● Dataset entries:
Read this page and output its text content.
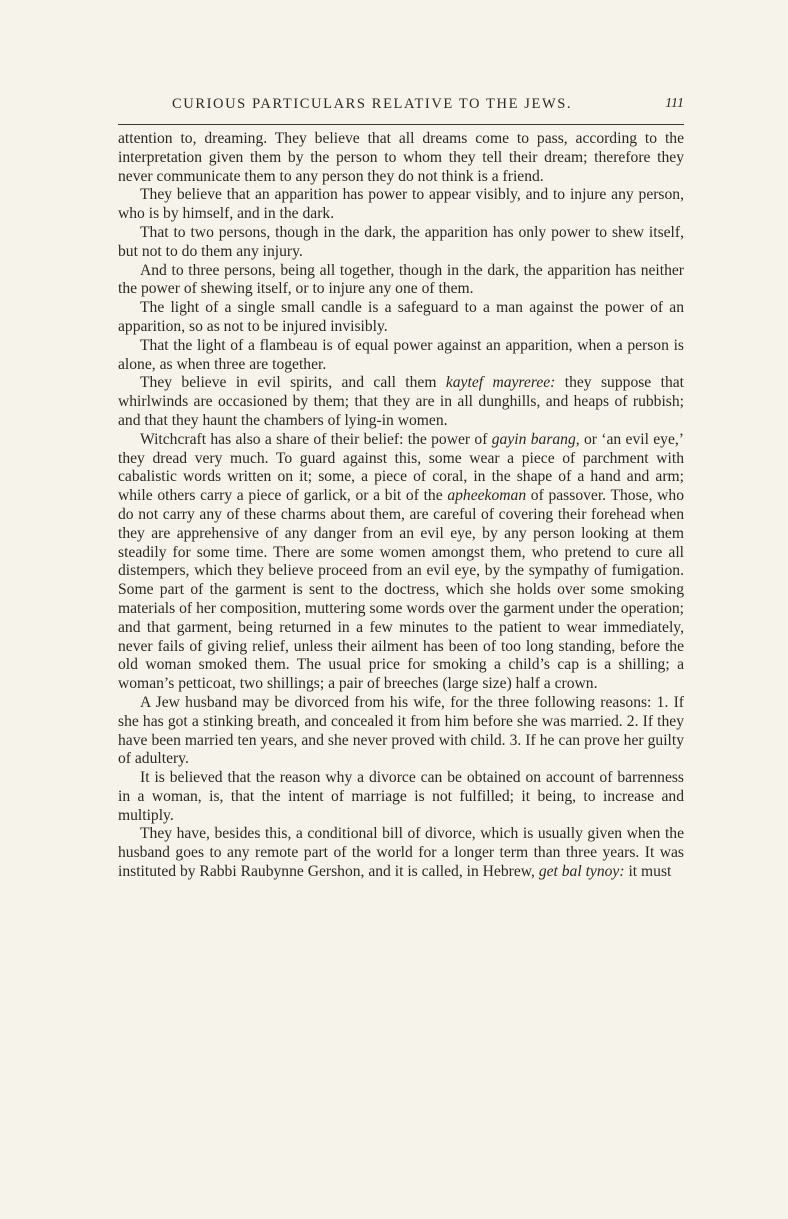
CURIOUS PARTICULARS RELATIVE TO THE JEWS.	111

attention to, dreaming. They believe that all dreams come to pass, according to the interpretation given them by the person to whom they tell their dream; therefore they never communicate them to any person they do not think is a friend.

They believe that an apparition has power to appear visibly, and to injure any person, who is by himself, and in the dark.

That to two persons, though in the dark, the apparition has only power to shew itself, but not to do them any injury.

And to three persons, being all together, though in the dark, the apparition has neither the power of shewing itself, or to injure any one of them.

The light of a single small candle is a safeguard to a man against the power of an apparition, so as not to be injured invisibly.

That the light of a flambeau is of equal power against an apparition, when a person is alone, as when three are together.

They believe in evil spirits, and call them kaytef mayreree: they suppose that whirlwinds are occasioned by them; that they are in all dunghills, and heaps of rubbish; and that they haunt the chambers of lying-in women.

Witchcraft has also a share of their belief: the power of gayin barang, or ‘an evil eye,’ they dread very much. To guard against this, some wear a piece of parchment with cabalistic words written on it; some, a piece of coral, in the shape of a hand and arm; while others carry a piece of garlick, or a bit of the apheekoman of passover. Those, who do not carry any of these charms about them, are careful of covering their forehead when they are apprehensive of any danger from an evil eye, by any person looking at them steadily for some time. There are some women amongst them, who pretend to cure all distempers, which they believe proceed from an evil eye, by the sympathy of fumigation. Some part of the garment is sent to the doctress, which she holds over some smoking materials of her composition, muttering some words over the garment under the operation; and that garment, being returned in a few minutes to the patient to wear immediately, never fails of giving relief, unless their ailment has been of too long standing, before the old woman smoked them. The usual price for smoking a child’s cap is a shilling; a woman’s petticoat, two shillings; a pair of breeches (large size) half a crown.

A Jew husband may be divorced from his wife, for the three following reasons: 1. If she has got a stinking breath, and concealed it from him before she was married. 2. If they have been married ten years, and she never proved with child. 3. If he can prove her guilty of adultery.

It is believed that the reason why a divorce can be obtained on account of barrenness in a woman, is, that the intent of marriage is not fulfilled; it being, to increase and multiply.

They have, besides this, a conditional bill of divorce, which is usually given when the husband goes to any remote part of the world for a longer term than three years. It was instituted by Rabbi Raubynne Gershon, and it is called, in Hebrew, get bal tynoy: it must
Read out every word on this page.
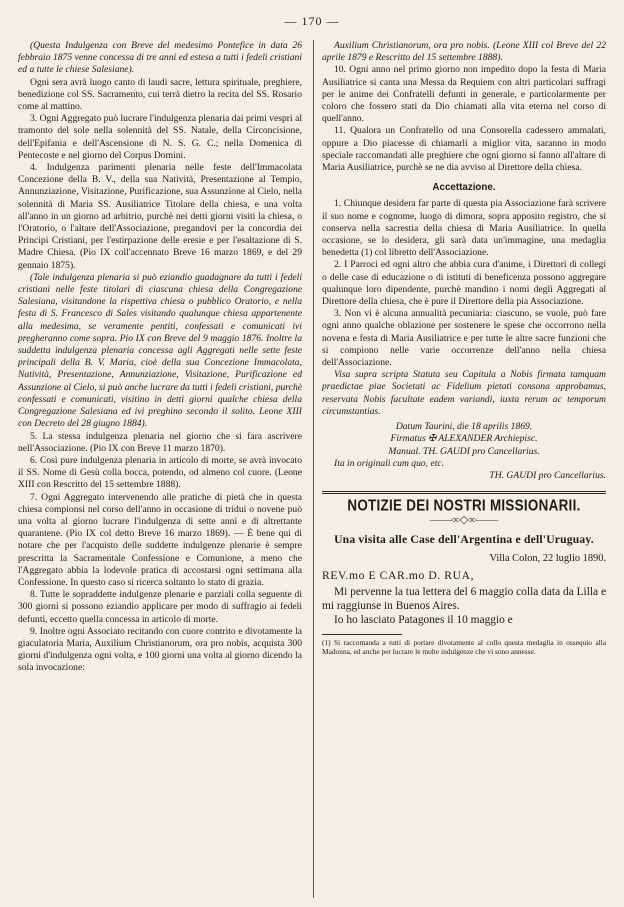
— 170 —

(Questa Indulgenza con Breve del medesimo Pontefice in data 26 febbraio 1875 venne concessa di tre anni ed estesa a tutti i fedeli cristiani ed a tutte le chiese Salesiane).

Ogni sera avrà luogo canto di laudi sacre, lettura spirituale, preghiere, benedizione col SS. Sacramento, cui terrà dietro la recita del SS. Rosario come al mattino.

3. Ogni Aggregato può lucrare l'indulgenza plenaria dai primi vespri al tramonto del sole nella solennità del SS. Natale, della Circoncisione, dell'Epifania e dell'Ascensione di N. S. G. C.; nella Domenica di Pentecoste e nel giorno del Corpus Domini.

4. Indulgenza parimenti plenaria nelle feste dell'Immacolata Concezione della B. V., della sua Natività, Presentazione al Tempio, Annunziazione, Visitazione, Purificazione, sua Assunzione al Cielo, nella solennità di Maria SS. Ausiliatrice Titolare della chiesa, e una volta all'anno in un giorno ad arbitrio, purchè nei detti giorni visiti la chiesa, o l'Oratorio, o l'altare dell'Associazione, pregandovi per la concordia dei Principi Cristiani, per l'estirpazione delle eresie e per l'esaltazione di S. Madre Chiesa. (Pio IX coll'accennato Breve 16 marzo 1869, e del 29 gennaio 1875).

(Tale indulgenza plenaria si può eziandio guadagnare da tutti i fedeli cristiani nelle feste titolari di ciascuna chiesa della Congregazione Salesiana, visitandone la rispettiva chiesa o pubblico Oratorio, e nella festa di S. Francesco di Sales visitando qualunque chiesa appartenente alla medesima, se veramente pentiti, confessati e comunicati ivi pregheranno come sopra. Pio IX con Breve del 9 maggio 1876. Inoltre la suddetta indulgenza plenaria concessa agli Aggregati nelle sette feste principali della B. V. Maria, cioè della sua Concezione Immacolata, Natività, Presentazione, Annunziazione, Visitazione, Purificazione ed Assunzione al Cielo, si può anche lucrare da tutti i fedeli cristiani, purchè confessati e comunicati, visitino in detti giorni qualche chiesa della Congregazione Salesiana ed ivi preghino secondo il solito. Leone XIII con Decreto del 28 giugno 1884).

5. La stessa indulgenza plenaria nel giorno che si fara ascrivere nell'Associazione. (Pio IX con Breve 11 marzo 1870).

6. Così pure indulgenza plenaria in articolo di morte, se avrà invocato il SS. Nome di Gesù colla bocca, potendo, od almeno col cuore. (Leone XIII con Rescritto del 15 settembre 1888).

7. Ogni Aggregato intervenendo alle pratiche di pietà che in questa chiesa compionsi nel corso dell'anno in occasione di tridui o novene può una volta al giorno lucrare l'indulgenza di sette anni e di altrettante quarantene. (Pio IX col detto Breve 16 marzo 1869). — È bene qui di notare che per l'acquisto delle suddette indulgenze plenarie è sempre prescritta la Sacramentale Confessione e Comunione, a meno che l'Aggregato abbia la lodevole pratica di accostarsi ogni settimana alla Confessione. In questo caso si ricerca soltanto lo stato di grazia.

8. Tutte le sopraddette indulgenze plenarie e parziali colla seguente di 300 giorni si possono eziandio applicare per modo di suffragio ai fedeli defunti, eccetto quella concessa in articolo di morte.

9. Inoltre ogni Associato recitando con cuore contrito e divotamente la giaculatoria Maria, Auxilium Christianorum, ora pro nobis, acquista 300 giorni d'indulgenza ogni volta, e 100 giorni una volta al giorno dicendo la sola invocazione:

Auxilium Christianorum, ora pro nobis. (Leone XIII col Breve del 22 aprile 1879 e Rescritto del 15 settembre 1888).

10. Ogni anno nel primo giorno non impedito dopo la festa di Maria Ausiliatrice si canta una Messa da Requiem con altri particolari suffragi per le anime dei Confratelli defunti in generale, e particolarmente per coloro che fossero stati da Dio chiamati alla vita eterna nel corso di quell'anno.

11. Qualora un Confratello od una Consorella cadessero ammalati, oppure a Dio piacesse di chiamarli a miglior vita, saranno in modo speciale raccomandati alle preghiere che ogni giorno si fanno all'altare di Maria Ausiliatrice, purchè se ne dia avviso al Direttore della chiesa.

Accettazione.

1. Chiunque desidera far parte di questa pia Associazione farà scrivere il suo nome e cognome, luogo di dimora, sopra apposito registro, che si conserva nella sacrestia della chiesa di Maria Ausiliatrice. In quella occasione, se lo desidera, gli sarà data un'immagine, una medaglia benedetta (1) col libretto dell'Associazione.

2. I Parroci ed ogni altro che abbia cura d'anime, i Direttori di collegi o delle case di educazione o di istituti di beneficenza possono aggregare qualunque loro dipendente, purchè mandino i nomi degli Aggregati al Direttore della chiesa, che è pure il Direttore della pia Associazione.

3. Non vi è alcuna annualità pecuniaria: ciascuno, se vuole, può fare ogni anno qualche oblazione per sostenere le spese che occorrono nella novena e festa di Maria Ausiliatrice e per tutte le altre sacre funzioni che si compiono nelle varie occorrenze dell'anno nella chiesa dell'Associazione.

Visa supra scripta Statuta seu Capitula a Nobis firmata tamquam praedictae piae Societati ac Fidelium pietati consona approbamus, reservata Nobis facultate eadem variandi, iuxta rerum ac temporum circumstantias.

Datum Taurini, die 18 aprilis 1869.

Firmatus ✠ ALEXANDER Archiepisc.

Manual. TH. GAUDI pro Cancellarius.

Ita in originali cum quo, etc.

TH. GAUDI pro Cancellarius.

NOTIZIE DEI NOSTRI MISSIONARII.
——∞◇∞——
Una visita alle Case dell'Argentina e dell'Uruguay.

Villa Colon, 22 luglio 1890.

REV.mo E CAR.mo D. RUA,

Mi pervenne la tua lettera del 6 maggio colla data da Lilla e mi raggiunse in Buenos Aires.

Io ho lasciato Patagones il 10 maggio e

(1) Si raccomanda a tutti di portare divotamente al collo questa medaglia in ossequio alla Madonna, ed anche per lucrare le molte indulgenze che vi sono annesse.
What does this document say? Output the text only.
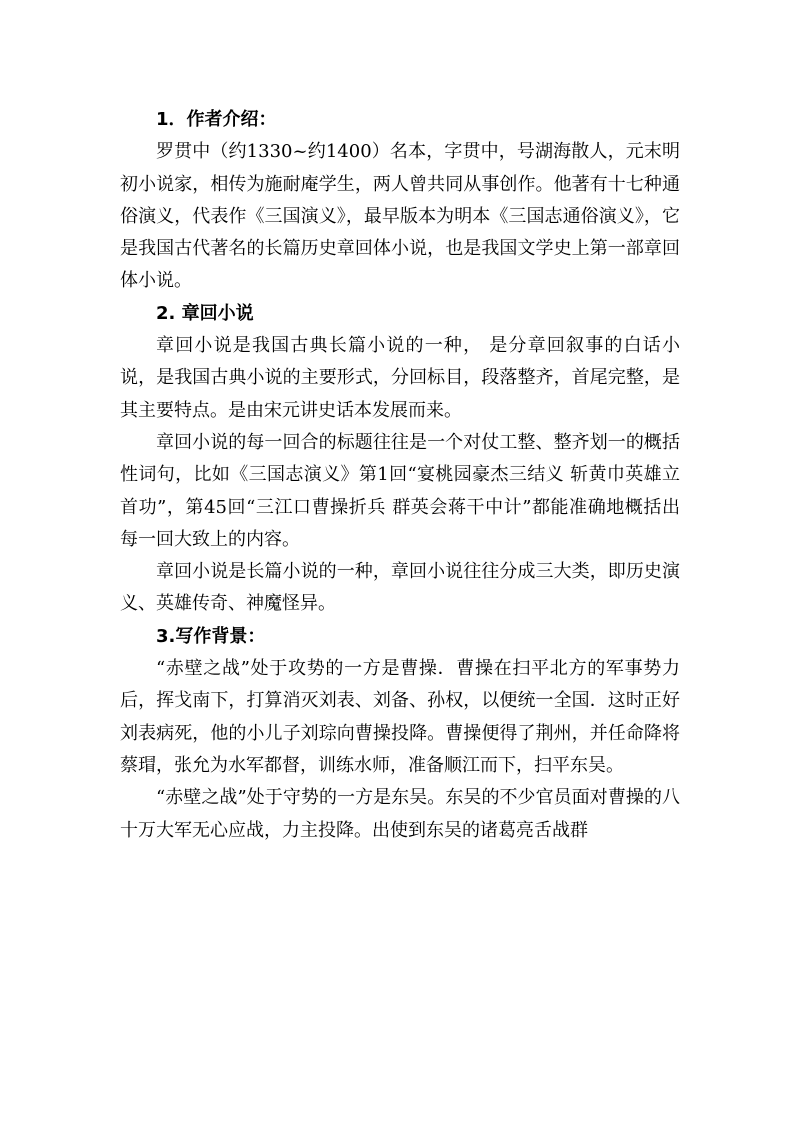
1．作者介绍：

罗贯中（约1330~约1400）名本，字贯中，号湖海散人，元末明初小说家，相传为施耐庵学生，两人曾共同从事创作。他著有十七种通俗演义，代表作《三国演义》，最早版本为明本《三国志通俗演义》，它是我国古代著名的长篇历史章回体小说，也是我国文学史上第一部章回体小说。

2. 章回小说

章回小说是我国古典长篇小说的一种， 是分章回叙事的白话小说，是我国古典小说的主要形式，分回标目，段落整齐，首尾完整，是其主要特点。是由宋元讲史话本发展而来。

章回小说的每一回合的标题往往是一个对仗工整、整齐划一的概括性词句，比如《三国志演义》第1回“宴桃园豪杰三结义 斩黄巾英雄立首功”，第45回“三江口曹操折兵 群英会蒋干中计”都能准确地概括出每一回大致上的内容。

章回小说是长篇小说的一种，章回小说往往分成三大类，即历史演义、英雄传奇、神魔怪异。

3.写作背景：

“赤壁之战”处于攻势的一方是曹操．曹操在扫平北方的军事势力后，挥戈南下，打算消灭刘表、刘备、孙权，以便统一全国．这时正好刘表病死，他的小儿子刘琮向曹操投降。曹操便得了荆州，并任命降将蔡瑁，张允为水军都督，训练水师，准备顺江而下，扫平东吴。

“赤壁之战”处于守势的一方是东吴。东吴的不少官员面对曹操的八十万大军无心应战，力主投降。出使到东吴的诸葛亮舌战群
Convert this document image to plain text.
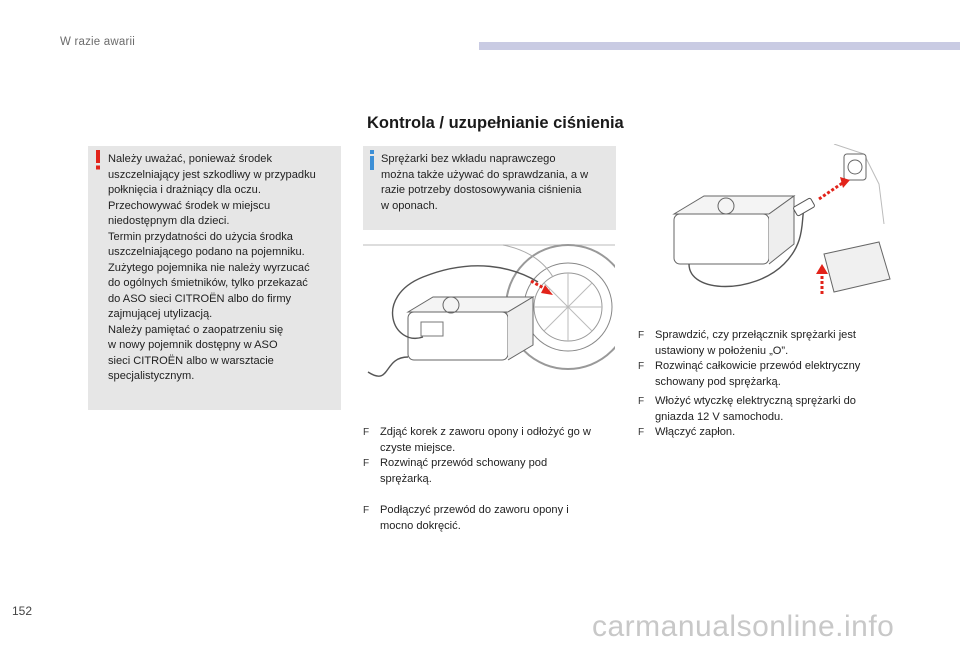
W razie awarii
Kontrola / uzupełnianie ciśnienia
Należy uważać, ponieważ środek
uszczelniający jest szkodliwy w przypadku
połknięcia i drażniący dla oczu.
Przechowywać środek w miejscu
niedostępnym dla dzieci.
Termin przydatności do użycia środka
uszczelniającego podano na pojemniku.
Zużytego pojemnika nie należy wyrzucać
do ogólnych śmietników, tylko przekazać
do ASO sieci CITROËN albo do firmy
zajmującej utylizacją.
Należy pamiętać o zaopatrzeniu się
w nowy pojemnik dostępny w ASO
sieci CITROËN albo w warsztacie
specjalistycznym.
Sprężarki bez wkładu naprawczego
można także używać do sprawdzania, a w
razie potrzeby dostosowywania ciśnienia
w oponach.
F Zdjąć korek z zaworu opony i odłożyć go w
czyste miejsce.
F Rozwinąć przewód schowany pod
sprężarką.
F Podłączyć przewód do zaworu opony i
mocno dokręcić.
F Sprawdzić, czy przełącznik sprężarki jest
ustawiony w położeniu „O”.
F Rozwinąć całkowicie przewód elektryczny
schowany pod sprężarką.
F Włożyć wtyczkę elektryczną sprężarki do
gniazda 12 V samochodu.
F Włączyć zapłon.
152	carmanualsonline.info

● What to work on: Report each line of the material above where the word "anni" appears.

● Complete response:
(Questa Indulgenza con Breve del medesimo Pontefice in data 26 febbraio 1875 venne concessa di tre anni ed estesa a tutti i fedeli cristiani ed a tutte le chiese Salesiane).
7. Ogni Aggregato intervenendo alle pratiche di pietà che in questa chiesa compionsi nel corso dell'anno in occasione di tridui o novene può una volta al giorno lucrare l'indulgenza di sette anni e di altrettante quarantene. (Pio IX col detto Breve 16 marzo 1869). — È bene qui di notare che per l'acquisto delle suddette indulgenze plenarie è sempre prescritta la Sacramentale Confessione e Comunione, a meno che l'Aggregato abbia la lodevole pratica di accostarsi ogni settimana alla Confessione. In questo caso si ricerca soltanto lo stato di grazia.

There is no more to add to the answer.